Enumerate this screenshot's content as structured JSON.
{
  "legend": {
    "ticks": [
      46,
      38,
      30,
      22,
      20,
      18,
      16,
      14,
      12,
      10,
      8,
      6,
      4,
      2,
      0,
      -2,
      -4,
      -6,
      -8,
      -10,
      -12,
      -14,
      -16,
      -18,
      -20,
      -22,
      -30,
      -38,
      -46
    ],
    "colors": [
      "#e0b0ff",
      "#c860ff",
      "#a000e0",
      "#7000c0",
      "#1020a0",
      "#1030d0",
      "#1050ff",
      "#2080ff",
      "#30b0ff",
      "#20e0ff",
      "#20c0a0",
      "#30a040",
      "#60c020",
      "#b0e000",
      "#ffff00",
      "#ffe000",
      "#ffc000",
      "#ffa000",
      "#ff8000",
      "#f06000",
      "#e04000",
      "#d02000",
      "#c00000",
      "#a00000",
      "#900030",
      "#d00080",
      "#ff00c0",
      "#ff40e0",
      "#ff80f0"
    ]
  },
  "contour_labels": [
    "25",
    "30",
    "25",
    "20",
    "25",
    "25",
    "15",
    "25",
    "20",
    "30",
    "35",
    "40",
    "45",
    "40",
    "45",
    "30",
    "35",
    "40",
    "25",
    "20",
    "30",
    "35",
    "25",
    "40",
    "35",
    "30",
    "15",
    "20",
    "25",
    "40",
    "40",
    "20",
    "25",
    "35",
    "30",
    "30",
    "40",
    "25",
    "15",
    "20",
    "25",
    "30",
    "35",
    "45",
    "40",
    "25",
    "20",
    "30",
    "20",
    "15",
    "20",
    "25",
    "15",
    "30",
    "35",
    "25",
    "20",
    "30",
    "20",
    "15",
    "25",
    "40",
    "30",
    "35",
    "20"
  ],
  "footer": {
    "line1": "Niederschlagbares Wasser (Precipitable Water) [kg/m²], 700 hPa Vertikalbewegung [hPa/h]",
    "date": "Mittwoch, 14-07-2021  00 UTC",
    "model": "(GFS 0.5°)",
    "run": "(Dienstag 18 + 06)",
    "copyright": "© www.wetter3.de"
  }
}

━━━

[WHAT YOU NEED TO DO] Copy the material above, line for line.

[RESULT OF THIS EXERCISE]
Enumerate this screenshot's content as structured JSON.
{
  "legend": {
    "ticks": [
      46,
      38,
      30,
      22,
      20,
      18,
      16,
      14,
      12,
      10,
      8,
      6,
      4,
      2,
      0,
      -2,
      -4,
      -6,
      -8,
      -10,
      -12,
      -14,
      -16,
      -18,
      -20,
      -22,
      -30,
      -38,
      -46
    ],
    "colors": [
      "#e0b0ff",
      "#c860ff",
      "#a000e0",
      "#7000c0",
      "#1020a0",
      "#1030d0",
      "#1050ff",
      "#2080ff",
      "#30b0ff",
      "#20e0ff",
      "#20c0a0",
      "#30a040",
      "#60c020",
      "#b0e000",
      "#ffff00",
      "#ffe000",
      "#ffc000",
      "#ffa000",
      "#ff8000",
      "#f06000",
      "#e04000",
      "#d02000",
      "#c00000",
      "#a00000",
      "#900030",
      "#d00080",
      "#ff00c0",
      "#ff40e0",
      "#ff80f0"
    ]
  },
  "contour_labels": [
    "25",
    "30",
    "25",
    "20",
    "25",
    "25",
    "15",
    "25",
    "20",
    "30",
    "35",
    "40",
    "45",
    "40",
    "45",
    "30",
    "35",
    "40",
    "25",
    "20",
    "30",
    "35",
    "25",
    "40",
    "35",
    "30",
    "15",
    "20",
    "25",
    "40",
    "40",
    "20",
    "25",
    "35",
    "30",
    "30",
    "40",
    "25",
    "15",
    "20",
    "25",
    "30",
    "35",
    "45",
    "40",
    "25",
    "20",
    "30",
    "20",
    "15",
    "20",
    "25",
    "15",
    "30",
    "35",
    "25",
    "20",
    "30",
    "20",
    "15",
    "25",
    "40",
    "30",
    "35",
    "20"
  ],
  "footer": {
    "line1": "Niederschlagbares Wasser (Precipitable Water) [kg/m²], 700 hPa Vertikalbewegung [hPa/h]",
    "date": "Mittwoch, 14-07-2021  00 UTC",
    "model": "(GFS 0.5°)",
    "run": "(Dienstag 18 + 06)",
    "copyright": "© www.wetter3.de"
  }
}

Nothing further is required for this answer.